◆ **WHAT YOU SHOULD DO**
Below are the records; locate each line with the word "cbar" and copy it.

◆ **DATA SHOWN**
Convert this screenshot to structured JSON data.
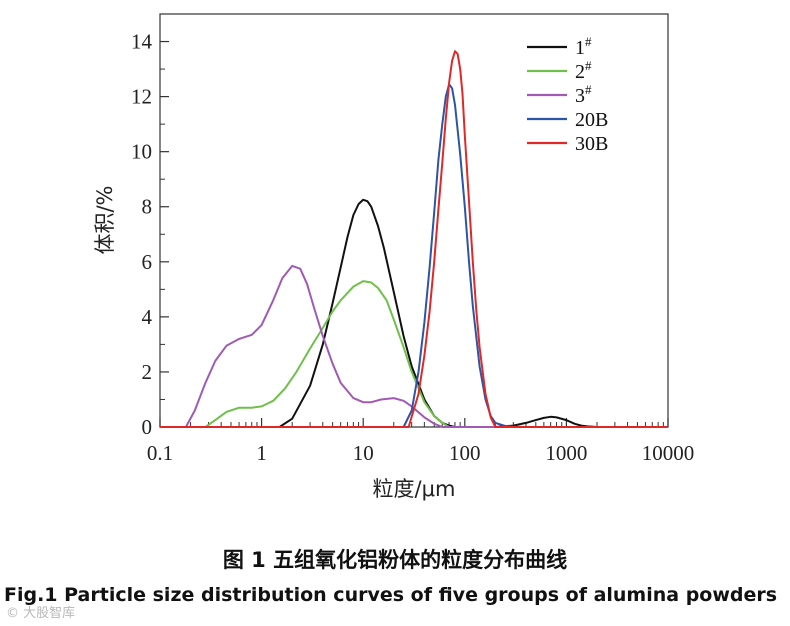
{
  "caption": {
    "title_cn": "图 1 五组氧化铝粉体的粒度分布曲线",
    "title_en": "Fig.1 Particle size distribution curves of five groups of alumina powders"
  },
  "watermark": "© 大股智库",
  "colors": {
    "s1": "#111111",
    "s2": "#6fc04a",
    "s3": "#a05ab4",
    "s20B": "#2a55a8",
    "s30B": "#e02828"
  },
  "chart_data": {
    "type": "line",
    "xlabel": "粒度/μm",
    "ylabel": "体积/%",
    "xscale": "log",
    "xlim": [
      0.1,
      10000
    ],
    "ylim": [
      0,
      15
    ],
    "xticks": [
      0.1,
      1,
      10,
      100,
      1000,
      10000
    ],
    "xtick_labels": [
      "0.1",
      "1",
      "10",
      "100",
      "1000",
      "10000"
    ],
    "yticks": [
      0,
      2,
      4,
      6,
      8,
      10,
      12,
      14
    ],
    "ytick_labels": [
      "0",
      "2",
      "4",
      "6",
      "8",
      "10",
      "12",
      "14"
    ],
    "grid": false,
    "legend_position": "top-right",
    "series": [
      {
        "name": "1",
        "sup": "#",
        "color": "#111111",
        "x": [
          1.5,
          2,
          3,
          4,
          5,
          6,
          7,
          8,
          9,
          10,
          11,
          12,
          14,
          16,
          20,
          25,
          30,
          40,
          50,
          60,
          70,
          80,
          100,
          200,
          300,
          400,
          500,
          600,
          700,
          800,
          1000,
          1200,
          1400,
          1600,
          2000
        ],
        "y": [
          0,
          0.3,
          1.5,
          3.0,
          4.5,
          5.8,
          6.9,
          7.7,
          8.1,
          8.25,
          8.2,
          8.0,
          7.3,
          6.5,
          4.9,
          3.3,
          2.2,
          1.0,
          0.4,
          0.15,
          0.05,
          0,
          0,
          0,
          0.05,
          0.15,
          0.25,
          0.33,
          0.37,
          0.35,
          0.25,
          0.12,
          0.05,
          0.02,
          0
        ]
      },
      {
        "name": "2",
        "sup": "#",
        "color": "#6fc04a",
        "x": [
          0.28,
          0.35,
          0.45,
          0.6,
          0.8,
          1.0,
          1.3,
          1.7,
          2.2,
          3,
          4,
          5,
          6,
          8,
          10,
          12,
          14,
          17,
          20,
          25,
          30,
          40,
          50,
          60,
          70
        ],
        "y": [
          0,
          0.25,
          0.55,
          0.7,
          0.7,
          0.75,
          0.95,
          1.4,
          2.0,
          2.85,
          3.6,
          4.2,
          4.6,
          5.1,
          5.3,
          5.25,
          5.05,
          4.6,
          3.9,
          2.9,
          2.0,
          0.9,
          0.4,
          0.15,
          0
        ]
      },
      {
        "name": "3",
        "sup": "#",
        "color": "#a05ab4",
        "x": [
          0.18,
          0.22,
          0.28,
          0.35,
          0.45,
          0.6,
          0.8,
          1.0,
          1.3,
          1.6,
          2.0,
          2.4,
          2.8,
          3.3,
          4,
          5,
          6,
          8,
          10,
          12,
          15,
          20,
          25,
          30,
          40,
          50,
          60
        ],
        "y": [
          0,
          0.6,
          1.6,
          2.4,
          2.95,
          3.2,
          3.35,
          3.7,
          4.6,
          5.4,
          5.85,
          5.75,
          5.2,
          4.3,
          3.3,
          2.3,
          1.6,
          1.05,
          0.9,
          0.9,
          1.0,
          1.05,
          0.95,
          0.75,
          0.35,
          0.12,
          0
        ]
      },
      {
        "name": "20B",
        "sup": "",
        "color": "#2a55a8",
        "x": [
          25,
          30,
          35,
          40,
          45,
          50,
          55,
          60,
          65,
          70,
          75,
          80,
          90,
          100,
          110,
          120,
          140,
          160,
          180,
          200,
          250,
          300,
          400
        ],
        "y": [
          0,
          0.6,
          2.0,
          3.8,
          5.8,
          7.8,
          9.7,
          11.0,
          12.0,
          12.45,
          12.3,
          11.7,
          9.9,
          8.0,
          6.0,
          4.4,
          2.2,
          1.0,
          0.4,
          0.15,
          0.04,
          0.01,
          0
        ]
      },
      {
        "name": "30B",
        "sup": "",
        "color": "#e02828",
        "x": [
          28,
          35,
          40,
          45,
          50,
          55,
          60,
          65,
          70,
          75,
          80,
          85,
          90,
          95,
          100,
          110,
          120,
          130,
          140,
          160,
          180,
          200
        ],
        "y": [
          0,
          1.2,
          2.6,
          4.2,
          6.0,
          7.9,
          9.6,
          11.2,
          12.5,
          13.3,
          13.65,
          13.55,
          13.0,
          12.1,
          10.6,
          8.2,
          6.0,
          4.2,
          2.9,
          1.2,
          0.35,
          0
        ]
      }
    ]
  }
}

---

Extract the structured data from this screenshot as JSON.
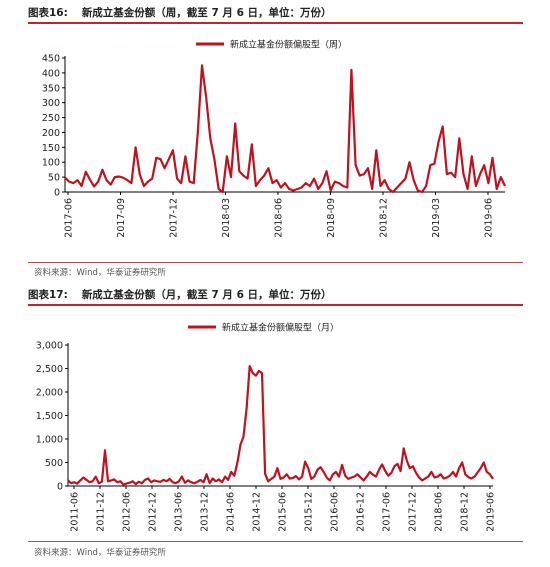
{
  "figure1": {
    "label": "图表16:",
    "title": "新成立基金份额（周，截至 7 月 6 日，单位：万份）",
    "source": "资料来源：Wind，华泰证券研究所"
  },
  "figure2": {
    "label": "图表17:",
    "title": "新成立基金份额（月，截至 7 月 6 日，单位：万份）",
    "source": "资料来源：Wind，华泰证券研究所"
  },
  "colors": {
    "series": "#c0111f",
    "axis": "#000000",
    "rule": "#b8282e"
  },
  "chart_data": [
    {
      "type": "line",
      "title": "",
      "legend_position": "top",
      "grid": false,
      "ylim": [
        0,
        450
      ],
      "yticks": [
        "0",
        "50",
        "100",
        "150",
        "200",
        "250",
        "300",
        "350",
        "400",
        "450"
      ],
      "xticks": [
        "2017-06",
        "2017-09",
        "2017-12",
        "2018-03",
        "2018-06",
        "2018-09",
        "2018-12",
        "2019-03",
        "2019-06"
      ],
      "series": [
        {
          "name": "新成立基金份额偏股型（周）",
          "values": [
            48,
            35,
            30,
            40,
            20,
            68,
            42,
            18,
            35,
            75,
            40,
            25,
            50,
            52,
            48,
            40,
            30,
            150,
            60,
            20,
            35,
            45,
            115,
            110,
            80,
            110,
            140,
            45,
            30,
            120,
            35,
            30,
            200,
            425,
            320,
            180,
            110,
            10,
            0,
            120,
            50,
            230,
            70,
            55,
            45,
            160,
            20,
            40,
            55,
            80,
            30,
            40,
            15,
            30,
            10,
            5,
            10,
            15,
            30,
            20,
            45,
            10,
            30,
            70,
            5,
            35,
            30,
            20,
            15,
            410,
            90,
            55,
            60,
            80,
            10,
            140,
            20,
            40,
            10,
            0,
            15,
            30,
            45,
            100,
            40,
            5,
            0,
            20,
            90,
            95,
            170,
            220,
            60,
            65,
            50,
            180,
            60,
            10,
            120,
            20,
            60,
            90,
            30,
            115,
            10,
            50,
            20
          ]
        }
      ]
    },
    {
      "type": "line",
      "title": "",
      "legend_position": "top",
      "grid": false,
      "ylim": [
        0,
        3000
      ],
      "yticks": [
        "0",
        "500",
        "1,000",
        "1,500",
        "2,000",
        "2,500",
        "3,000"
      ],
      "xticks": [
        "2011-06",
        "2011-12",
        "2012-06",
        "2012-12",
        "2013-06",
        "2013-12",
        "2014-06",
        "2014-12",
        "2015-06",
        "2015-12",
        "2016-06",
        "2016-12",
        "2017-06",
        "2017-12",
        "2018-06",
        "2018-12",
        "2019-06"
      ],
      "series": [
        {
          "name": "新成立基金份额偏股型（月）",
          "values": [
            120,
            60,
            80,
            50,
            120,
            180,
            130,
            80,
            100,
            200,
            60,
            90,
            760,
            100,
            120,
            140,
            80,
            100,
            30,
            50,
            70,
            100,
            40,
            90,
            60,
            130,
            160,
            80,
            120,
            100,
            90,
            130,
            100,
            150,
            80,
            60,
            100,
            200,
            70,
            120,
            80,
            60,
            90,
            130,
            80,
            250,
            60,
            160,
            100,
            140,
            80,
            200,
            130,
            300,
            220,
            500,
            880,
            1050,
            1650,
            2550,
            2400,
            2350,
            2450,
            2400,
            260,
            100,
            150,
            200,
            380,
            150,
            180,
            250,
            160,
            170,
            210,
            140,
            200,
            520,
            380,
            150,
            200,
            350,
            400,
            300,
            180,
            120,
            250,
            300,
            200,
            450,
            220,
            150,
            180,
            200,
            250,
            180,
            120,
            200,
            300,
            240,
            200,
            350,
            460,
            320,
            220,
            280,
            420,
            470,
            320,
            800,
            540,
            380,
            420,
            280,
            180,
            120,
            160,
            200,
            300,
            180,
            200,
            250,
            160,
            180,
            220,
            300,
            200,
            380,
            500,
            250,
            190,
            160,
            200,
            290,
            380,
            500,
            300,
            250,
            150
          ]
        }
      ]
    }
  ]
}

---

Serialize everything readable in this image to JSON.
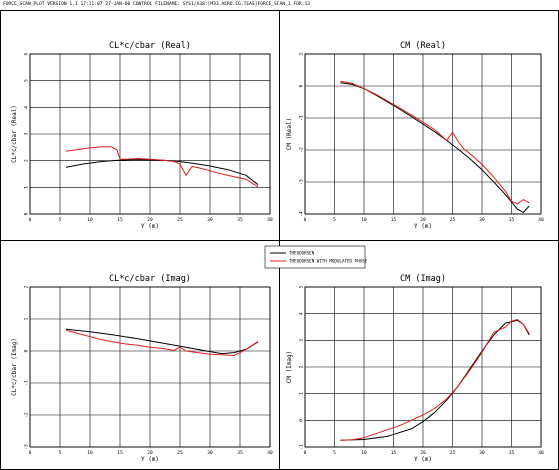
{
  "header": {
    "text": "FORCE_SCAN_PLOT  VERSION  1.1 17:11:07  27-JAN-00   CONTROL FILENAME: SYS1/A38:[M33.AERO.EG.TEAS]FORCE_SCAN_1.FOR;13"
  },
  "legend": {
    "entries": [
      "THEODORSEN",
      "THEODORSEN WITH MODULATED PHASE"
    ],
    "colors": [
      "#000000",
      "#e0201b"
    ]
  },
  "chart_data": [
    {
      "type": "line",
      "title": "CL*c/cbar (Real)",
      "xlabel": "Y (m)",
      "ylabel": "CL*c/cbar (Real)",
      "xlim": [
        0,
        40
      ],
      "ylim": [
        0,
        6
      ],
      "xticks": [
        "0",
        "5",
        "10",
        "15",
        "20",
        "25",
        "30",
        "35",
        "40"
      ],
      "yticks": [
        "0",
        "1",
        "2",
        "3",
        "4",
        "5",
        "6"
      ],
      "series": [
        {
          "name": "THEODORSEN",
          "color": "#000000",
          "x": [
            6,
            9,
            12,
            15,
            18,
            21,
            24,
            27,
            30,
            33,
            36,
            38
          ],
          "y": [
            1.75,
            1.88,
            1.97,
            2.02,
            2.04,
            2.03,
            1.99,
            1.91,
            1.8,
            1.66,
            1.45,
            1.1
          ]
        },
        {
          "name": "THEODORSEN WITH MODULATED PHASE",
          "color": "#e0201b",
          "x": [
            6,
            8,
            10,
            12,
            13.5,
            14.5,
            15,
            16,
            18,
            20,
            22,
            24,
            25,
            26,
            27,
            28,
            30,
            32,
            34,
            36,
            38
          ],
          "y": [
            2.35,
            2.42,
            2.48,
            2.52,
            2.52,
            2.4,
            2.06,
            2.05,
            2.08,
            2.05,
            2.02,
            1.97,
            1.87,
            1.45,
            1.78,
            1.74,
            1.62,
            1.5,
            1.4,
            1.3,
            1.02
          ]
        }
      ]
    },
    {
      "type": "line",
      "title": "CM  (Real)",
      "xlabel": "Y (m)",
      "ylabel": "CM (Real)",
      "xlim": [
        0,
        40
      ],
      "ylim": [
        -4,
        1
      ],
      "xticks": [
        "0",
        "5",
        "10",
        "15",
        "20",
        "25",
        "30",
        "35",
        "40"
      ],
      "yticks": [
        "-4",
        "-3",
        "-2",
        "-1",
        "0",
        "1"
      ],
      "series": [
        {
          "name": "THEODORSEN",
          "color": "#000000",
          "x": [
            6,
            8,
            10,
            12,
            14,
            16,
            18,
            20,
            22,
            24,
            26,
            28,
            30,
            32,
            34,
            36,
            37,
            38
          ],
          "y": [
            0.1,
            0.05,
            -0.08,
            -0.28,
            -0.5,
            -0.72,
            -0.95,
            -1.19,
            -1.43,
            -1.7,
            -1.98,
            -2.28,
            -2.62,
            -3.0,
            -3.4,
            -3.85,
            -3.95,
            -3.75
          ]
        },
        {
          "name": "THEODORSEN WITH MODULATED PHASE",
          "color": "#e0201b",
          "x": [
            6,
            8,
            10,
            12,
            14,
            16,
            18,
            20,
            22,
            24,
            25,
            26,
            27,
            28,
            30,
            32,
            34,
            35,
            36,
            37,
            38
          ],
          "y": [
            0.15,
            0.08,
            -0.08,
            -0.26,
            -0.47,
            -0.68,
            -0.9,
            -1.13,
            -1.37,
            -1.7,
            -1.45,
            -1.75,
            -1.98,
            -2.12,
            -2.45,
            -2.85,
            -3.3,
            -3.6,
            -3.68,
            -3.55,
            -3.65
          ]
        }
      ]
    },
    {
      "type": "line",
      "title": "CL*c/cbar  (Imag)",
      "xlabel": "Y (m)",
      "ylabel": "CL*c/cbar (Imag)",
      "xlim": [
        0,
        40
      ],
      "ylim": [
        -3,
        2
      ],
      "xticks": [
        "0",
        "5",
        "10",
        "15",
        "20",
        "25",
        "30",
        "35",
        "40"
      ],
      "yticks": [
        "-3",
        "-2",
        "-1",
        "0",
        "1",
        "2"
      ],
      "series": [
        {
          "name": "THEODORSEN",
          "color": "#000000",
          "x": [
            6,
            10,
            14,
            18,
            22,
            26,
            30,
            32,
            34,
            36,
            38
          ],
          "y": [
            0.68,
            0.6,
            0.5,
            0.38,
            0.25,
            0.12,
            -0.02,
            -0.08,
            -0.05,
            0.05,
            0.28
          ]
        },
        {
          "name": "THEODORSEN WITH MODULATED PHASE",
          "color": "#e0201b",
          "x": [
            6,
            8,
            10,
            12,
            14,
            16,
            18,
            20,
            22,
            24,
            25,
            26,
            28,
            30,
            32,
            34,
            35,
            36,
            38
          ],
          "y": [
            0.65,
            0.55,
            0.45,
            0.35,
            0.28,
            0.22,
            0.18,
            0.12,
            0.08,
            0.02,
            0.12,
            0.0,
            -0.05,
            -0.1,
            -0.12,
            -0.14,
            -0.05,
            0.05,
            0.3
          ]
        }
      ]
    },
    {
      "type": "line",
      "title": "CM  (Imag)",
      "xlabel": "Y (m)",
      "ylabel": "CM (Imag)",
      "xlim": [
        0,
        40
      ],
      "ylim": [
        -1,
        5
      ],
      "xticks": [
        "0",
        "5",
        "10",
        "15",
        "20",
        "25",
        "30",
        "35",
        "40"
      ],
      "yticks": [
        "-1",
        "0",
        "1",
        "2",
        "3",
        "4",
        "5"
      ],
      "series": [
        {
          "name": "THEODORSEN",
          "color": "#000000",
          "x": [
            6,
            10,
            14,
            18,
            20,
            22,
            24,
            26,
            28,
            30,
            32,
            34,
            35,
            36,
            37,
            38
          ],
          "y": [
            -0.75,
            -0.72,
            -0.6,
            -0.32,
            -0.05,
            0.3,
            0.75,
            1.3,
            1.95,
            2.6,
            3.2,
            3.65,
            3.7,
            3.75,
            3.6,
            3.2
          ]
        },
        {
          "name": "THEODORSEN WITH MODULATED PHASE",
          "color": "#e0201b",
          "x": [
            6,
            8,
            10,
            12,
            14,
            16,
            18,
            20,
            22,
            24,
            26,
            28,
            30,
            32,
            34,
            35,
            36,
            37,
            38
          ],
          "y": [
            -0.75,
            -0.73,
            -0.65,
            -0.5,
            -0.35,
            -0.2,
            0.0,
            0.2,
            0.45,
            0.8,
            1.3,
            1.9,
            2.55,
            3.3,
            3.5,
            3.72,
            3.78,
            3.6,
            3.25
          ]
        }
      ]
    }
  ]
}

◆ **EXERCISE RESULT**
      "title": "CL*c/cbar (Real)",
      "ylabel": "CL*c/cbar (Real)",
      "title": "CL*c/cbar  (Imag)",
      "ylabel": "CL*c/cbar (Imag)",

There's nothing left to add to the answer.